What you should do
Write out each line of the material again, word for word.

======== Input material ========

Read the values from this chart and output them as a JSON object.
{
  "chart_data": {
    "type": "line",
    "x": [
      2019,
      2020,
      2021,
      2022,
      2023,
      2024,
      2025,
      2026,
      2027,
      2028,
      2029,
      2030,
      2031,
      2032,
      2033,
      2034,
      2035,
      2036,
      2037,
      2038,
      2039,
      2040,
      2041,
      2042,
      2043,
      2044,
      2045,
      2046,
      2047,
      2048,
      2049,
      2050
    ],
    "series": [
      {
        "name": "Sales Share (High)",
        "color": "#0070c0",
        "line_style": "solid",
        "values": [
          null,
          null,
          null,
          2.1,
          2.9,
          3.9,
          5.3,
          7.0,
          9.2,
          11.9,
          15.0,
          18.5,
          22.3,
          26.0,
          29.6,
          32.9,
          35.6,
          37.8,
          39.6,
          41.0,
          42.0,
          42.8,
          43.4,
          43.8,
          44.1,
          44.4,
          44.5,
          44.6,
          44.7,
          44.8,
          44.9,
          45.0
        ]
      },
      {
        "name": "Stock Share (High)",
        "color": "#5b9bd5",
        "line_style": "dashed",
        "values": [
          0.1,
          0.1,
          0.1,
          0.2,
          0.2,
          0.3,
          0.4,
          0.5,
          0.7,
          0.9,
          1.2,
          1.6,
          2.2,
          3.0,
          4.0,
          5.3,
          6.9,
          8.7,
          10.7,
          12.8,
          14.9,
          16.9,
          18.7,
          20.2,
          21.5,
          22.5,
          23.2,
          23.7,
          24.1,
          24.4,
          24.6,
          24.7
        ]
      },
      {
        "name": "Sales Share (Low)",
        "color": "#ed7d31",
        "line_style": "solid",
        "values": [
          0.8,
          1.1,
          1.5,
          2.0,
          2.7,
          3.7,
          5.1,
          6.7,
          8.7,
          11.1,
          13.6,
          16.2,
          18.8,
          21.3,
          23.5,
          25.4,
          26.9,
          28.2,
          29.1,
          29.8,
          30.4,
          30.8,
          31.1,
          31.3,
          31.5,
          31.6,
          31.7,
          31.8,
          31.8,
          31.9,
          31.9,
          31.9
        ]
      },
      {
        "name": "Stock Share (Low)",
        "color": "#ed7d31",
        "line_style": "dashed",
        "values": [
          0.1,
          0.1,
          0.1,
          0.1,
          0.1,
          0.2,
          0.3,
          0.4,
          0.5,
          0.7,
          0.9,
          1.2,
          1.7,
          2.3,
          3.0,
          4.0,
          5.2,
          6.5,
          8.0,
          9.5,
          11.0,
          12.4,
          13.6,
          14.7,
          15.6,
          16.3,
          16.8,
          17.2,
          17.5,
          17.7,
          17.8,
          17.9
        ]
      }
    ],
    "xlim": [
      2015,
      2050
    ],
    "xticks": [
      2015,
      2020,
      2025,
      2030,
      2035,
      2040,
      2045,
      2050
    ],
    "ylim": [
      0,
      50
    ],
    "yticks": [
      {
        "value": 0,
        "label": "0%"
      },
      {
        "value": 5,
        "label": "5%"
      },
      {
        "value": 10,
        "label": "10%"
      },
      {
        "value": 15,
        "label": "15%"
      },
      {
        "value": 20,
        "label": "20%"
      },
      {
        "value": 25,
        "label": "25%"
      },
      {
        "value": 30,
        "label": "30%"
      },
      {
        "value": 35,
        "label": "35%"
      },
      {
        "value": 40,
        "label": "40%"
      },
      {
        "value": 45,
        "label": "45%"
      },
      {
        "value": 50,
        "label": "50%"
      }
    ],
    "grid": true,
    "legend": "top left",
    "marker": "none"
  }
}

========

Finished exercise
Read the values from this chart and output them as a JSON object.
{
  "chart_data": {
    "type": "line",
    "x": [
      2019,
      2020,
      2021,
      2022,
      2023,
      2024,
      2025,
      2026,
      2027,
      2028,
      2029,
      2030,
      2031,
      2032,
      2033,
      2034,
      2035,
      2036,
      2037,
      2038,
      2039,
      2040,
      2041,
      2042,
      2043,
      2044,
      2045,
      2046,
      2047,
      2048,
      2049,
      2050
    ],
    "series": [
      {
        "name": "Sales Share (High)",
        "color": "#0070c0",
        "line_style": "solid",
        "values": [
          null,
          null,
          null,
          2.1,
          2.9,
          3.9,
          5.3,
          7.0,
          9.2,
          11.9,
          15.0,
          18.5,
          22.3,
          26.0,
          29.6,
          32.9,
          35.6,
          37.8,
          39.6,
          41.0,
          42.0,
          42.8,
          43.4,
          43.8,
          44.1,
          44.4,
          44.5,
          44.6,
          44.7,
          44.8,
          44.9,
          45.0
        ]
      },
      {
        "name": "Stock Share (High)",
        "color": "#5b9bd5",
        "line_style": "dashed",
        "values": [
          0.1,
          0.1,
          0.1,
          0.2,
          0.2,
          0.3,
          0.4,
          0.5,
          0.7,
          0.9,
          1.2,
          1.6,
          2.2,
          3.0,
          4.0,
          5.3,
          6.9,
          8.7,
          10.7,
          12.8,
          14.9,
          16.9,
          18.7,
          20.2,
          21.5,
          22.5,
          23.2,
          23.7,
          24.1,
          24.4,
          24.6,
          24.7
        ]
      },
      {
        "name": "Sales Share (Low)",
        "color": "#ed7d31",
        "line_style": "solid",
        "values": [
          0.8,
          1.1,
          1.5,
          2.0,
          2.7,
          3.7,
          5.1,
          6.7,
          8.7,
          11.1,
          13.6,
          16.2,
          18.8,
          21.3,
          23.5,
          25.4,
          26.9,
          28.2,
          29.1,
          29.8,
          30.4,
          30.8,
          31.1,
          31.3,
          31.5,
          31.6,
          31.7,
          31.8,
          31.8,
          31.9,
          31.9,
          31.9
        ]
      },
      {
        "name": "Stock Share (Low)",
        "color": "#ed7d31",
        "line_style": "dashed",
        "values": [
          0.1,
          0.1,
          0.1,
          0.1,
          0.1,
          0.2,
          0.3,
          0.4,
          0.5,
          0.7,
          0.9,
          1.2,
          1.7,
          2.3,
          3.0,
          4.0,
          5.2,
          6.5,
          8.0,
          9.5,
          11.0,
          12.4,
          13.6,
          14.7,
          15.6,
          16.3,
          16.8,
          17.2,
          17.5,
          17.7,
          17.8,
          17.9
        ]
      }
    ],
    "xlim": [
      2015,
      2050
    ],
    "xticks": [
      2015,
      2020,
      2025,
      2030,
      2035,
      2040,
      2045,
      2050
    ],
    "ylim": [
      0,
      50
    ],
    "yticks": [
      {
        "value": 0,
        "label": "0%"
      },
      {
        "value": 5,
        "label": "5%"
      },
      {
        "value": 10,
        "label": "10%"
      },
      {
        "value": 15,
        "label": "15%"
      },
      {
        "value": 20,
        "label": "20%"
      },
      {
        "value": 25,
        "label": "25%"
      },
      {
        "value": 30,
        "label": "30%"
      },
      {
        "value": 35,
        "label": "35%"
      },
      {
        "value": 40,
        "label": "40%"
      },
      {
        "value": 45,
        "label": "45%"
      },
      {
        "value": 50,
        "label": "50%"
      }
    ],
    "grid": true,
    "legend": "top left",
    "marker": "none"
  }
}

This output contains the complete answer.